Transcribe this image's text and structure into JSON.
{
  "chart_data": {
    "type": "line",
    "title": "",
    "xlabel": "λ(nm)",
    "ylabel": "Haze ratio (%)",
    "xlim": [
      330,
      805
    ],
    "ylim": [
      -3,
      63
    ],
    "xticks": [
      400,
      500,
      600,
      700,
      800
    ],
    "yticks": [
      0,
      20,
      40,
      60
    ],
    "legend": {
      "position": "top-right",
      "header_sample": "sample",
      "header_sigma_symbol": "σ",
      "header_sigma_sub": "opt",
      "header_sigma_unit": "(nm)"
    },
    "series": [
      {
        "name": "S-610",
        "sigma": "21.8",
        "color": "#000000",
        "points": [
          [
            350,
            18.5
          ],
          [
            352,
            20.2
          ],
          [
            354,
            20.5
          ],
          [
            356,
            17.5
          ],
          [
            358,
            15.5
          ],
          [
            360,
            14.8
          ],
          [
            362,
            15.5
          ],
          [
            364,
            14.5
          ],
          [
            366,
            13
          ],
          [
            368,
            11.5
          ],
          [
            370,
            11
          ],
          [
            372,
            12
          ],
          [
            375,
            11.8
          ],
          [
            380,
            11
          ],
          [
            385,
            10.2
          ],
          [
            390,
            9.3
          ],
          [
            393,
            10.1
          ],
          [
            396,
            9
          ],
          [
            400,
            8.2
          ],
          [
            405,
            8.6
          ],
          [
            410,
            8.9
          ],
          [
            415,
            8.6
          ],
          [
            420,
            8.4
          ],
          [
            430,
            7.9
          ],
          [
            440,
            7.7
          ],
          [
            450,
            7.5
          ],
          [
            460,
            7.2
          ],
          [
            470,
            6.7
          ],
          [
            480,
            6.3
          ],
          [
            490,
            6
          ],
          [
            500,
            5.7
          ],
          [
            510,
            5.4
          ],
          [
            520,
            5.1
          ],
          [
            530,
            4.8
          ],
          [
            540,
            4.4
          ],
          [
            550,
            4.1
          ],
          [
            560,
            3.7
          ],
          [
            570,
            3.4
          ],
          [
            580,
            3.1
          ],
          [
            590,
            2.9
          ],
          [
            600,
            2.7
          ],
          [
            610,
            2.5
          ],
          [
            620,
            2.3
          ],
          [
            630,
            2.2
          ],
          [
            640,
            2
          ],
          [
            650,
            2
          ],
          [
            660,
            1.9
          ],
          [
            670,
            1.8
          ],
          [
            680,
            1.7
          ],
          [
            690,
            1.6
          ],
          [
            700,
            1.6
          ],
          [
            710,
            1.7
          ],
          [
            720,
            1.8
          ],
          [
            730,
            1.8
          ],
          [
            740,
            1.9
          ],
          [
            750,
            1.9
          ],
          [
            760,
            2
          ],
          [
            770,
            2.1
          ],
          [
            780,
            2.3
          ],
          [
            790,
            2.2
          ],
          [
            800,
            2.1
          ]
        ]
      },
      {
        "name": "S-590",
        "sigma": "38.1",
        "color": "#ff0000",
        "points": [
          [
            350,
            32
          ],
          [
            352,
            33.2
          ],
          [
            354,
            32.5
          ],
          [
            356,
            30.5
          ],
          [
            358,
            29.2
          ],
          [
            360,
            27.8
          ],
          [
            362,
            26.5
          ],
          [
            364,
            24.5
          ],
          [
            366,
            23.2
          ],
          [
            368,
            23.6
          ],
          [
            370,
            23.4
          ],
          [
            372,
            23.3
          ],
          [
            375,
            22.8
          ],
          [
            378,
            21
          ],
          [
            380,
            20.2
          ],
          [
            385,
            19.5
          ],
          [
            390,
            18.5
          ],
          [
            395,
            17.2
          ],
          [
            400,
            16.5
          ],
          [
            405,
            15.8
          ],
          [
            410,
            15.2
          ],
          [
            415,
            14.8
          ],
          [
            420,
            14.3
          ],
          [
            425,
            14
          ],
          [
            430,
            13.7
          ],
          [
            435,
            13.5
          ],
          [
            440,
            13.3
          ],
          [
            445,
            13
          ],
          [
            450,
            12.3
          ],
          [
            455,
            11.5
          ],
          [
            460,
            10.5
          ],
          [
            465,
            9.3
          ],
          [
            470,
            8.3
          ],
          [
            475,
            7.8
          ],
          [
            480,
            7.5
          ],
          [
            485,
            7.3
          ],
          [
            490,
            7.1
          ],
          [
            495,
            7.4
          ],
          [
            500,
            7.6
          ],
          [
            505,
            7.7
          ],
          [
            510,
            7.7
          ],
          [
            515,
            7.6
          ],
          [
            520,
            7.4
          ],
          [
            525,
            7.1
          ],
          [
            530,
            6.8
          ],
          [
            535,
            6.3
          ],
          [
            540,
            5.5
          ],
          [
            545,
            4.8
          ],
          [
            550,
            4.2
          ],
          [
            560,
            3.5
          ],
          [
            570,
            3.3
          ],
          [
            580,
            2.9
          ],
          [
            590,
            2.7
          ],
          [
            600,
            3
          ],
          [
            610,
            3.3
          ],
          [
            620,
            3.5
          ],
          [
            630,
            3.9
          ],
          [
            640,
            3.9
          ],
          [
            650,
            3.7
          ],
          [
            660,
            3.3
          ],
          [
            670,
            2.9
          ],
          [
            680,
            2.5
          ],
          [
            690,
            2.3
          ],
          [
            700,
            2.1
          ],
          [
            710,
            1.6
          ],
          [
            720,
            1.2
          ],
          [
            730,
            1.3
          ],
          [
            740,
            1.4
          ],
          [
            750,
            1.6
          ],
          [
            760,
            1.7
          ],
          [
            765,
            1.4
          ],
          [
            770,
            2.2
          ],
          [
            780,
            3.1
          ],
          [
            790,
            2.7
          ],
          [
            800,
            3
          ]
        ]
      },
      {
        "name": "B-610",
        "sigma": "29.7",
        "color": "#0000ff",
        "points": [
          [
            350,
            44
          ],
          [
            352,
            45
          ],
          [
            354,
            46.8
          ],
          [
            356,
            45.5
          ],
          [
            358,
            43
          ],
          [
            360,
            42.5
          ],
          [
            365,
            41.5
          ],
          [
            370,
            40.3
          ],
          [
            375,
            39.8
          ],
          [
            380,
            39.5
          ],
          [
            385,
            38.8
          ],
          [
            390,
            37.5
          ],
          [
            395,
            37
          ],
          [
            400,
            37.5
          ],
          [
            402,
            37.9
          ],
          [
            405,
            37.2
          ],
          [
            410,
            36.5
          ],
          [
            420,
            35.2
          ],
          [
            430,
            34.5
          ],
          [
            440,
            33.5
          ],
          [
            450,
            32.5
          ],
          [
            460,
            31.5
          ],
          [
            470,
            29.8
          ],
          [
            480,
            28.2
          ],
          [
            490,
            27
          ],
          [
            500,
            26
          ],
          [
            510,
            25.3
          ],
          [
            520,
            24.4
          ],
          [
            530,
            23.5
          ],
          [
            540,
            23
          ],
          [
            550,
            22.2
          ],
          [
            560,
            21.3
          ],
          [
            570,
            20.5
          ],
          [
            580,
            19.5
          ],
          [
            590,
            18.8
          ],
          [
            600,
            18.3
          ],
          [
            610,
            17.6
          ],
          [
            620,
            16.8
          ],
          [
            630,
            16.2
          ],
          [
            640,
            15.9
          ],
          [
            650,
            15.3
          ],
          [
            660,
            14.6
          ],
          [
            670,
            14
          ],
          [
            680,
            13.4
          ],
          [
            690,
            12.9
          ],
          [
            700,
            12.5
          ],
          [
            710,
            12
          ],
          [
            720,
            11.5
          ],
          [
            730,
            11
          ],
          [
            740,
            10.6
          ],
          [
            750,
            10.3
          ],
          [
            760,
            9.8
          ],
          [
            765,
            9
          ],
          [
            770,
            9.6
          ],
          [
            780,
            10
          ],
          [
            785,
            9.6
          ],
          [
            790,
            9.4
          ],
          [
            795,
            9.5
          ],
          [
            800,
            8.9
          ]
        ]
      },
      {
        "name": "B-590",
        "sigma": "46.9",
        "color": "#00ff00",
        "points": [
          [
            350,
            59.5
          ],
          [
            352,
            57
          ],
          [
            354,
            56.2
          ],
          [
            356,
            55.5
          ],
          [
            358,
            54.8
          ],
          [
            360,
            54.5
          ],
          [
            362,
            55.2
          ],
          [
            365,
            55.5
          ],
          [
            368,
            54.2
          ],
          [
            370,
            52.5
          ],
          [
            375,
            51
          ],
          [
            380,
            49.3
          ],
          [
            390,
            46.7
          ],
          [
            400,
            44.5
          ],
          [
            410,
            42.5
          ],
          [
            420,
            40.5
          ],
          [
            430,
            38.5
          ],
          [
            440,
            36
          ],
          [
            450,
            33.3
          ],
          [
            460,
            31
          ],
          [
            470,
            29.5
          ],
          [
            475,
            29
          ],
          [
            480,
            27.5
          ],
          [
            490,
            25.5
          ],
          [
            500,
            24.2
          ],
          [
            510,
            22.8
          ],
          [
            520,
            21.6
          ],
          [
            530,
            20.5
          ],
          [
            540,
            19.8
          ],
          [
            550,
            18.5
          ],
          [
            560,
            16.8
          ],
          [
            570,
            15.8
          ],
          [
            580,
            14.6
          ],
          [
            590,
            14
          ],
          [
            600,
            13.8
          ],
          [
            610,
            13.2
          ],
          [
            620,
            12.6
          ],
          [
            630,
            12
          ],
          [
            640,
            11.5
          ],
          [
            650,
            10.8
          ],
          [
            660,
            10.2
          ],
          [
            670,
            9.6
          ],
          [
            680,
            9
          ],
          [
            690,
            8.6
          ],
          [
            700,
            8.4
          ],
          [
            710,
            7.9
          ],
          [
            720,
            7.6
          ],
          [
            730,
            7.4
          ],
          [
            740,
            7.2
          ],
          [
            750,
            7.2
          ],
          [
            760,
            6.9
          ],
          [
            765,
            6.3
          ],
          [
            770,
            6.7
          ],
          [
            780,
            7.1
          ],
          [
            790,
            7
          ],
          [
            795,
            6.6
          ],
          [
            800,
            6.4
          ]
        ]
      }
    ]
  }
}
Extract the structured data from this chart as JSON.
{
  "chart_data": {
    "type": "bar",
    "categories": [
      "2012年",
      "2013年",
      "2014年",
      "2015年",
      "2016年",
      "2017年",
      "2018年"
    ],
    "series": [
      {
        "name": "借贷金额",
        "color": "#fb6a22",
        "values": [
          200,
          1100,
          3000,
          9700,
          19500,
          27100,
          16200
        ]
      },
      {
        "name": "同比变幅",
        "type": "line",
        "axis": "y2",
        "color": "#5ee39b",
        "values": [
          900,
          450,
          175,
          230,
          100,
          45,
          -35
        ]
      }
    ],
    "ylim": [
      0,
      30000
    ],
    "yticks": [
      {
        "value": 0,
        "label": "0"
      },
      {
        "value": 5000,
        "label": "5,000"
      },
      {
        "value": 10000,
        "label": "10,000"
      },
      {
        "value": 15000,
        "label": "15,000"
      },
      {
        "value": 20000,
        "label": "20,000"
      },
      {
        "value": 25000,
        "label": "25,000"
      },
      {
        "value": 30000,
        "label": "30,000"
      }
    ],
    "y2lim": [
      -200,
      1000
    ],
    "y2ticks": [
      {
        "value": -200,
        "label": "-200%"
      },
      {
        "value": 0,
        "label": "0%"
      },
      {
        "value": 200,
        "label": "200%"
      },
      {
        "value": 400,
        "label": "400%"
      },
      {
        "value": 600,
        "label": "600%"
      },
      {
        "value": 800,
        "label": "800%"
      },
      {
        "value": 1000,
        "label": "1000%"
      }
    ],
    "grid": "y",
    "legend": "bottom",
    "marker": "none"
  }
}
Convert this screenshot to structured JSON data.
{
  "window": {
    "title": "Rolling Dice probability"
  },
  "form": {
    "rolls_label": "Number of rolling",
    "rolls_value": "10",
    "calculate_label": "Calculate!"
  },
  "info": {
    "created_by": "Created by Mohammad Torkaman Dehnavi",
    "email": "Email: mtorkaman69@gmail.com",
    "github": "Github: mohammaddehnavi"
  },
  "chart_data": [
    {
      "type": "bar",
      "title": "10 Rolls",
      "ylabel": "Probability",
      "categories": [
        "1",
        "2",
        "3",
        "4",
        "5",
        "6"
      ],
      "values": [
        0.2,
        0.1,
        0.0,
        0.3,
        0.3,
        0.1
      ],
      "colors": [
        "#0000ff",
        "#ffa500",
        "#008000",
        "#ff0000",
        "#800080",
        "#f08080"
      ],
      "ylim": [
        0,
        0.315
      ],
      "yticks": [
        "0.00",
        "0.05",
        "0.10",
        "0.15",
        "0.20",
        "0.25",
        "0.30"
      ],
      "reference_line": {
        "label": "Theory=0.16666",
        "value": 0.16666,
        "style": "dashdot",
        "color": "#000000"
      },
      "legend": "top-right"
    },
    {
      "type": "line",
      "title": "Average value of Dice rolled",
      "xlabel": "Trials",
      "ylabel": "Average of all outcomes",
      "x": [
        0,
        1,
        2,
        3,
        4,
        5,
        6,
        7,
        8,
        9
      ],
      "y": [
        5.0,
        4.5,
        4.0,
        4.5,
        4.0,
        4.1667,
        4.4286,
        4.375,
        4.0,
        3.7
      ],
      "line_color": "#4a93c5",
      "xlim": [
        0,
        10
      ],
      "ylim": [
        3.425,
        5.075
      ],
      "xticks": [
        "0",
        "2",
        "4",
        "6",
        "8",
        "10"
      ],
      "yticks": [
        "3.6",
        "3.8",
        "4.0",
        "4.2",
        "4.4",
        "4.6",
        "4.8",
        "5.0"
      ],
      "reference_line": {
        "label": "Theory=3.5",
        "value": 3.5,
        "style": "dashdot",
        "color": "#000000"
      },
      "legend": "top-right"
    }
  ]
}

_YOUR TASK_.
Copy out each line of the material that holds the word "legend".

_REPLY TO THE EXERCISE_.
    "legend": {
    "legend": "bottom",
      "legend": "top-right"
      "legend": "top-right"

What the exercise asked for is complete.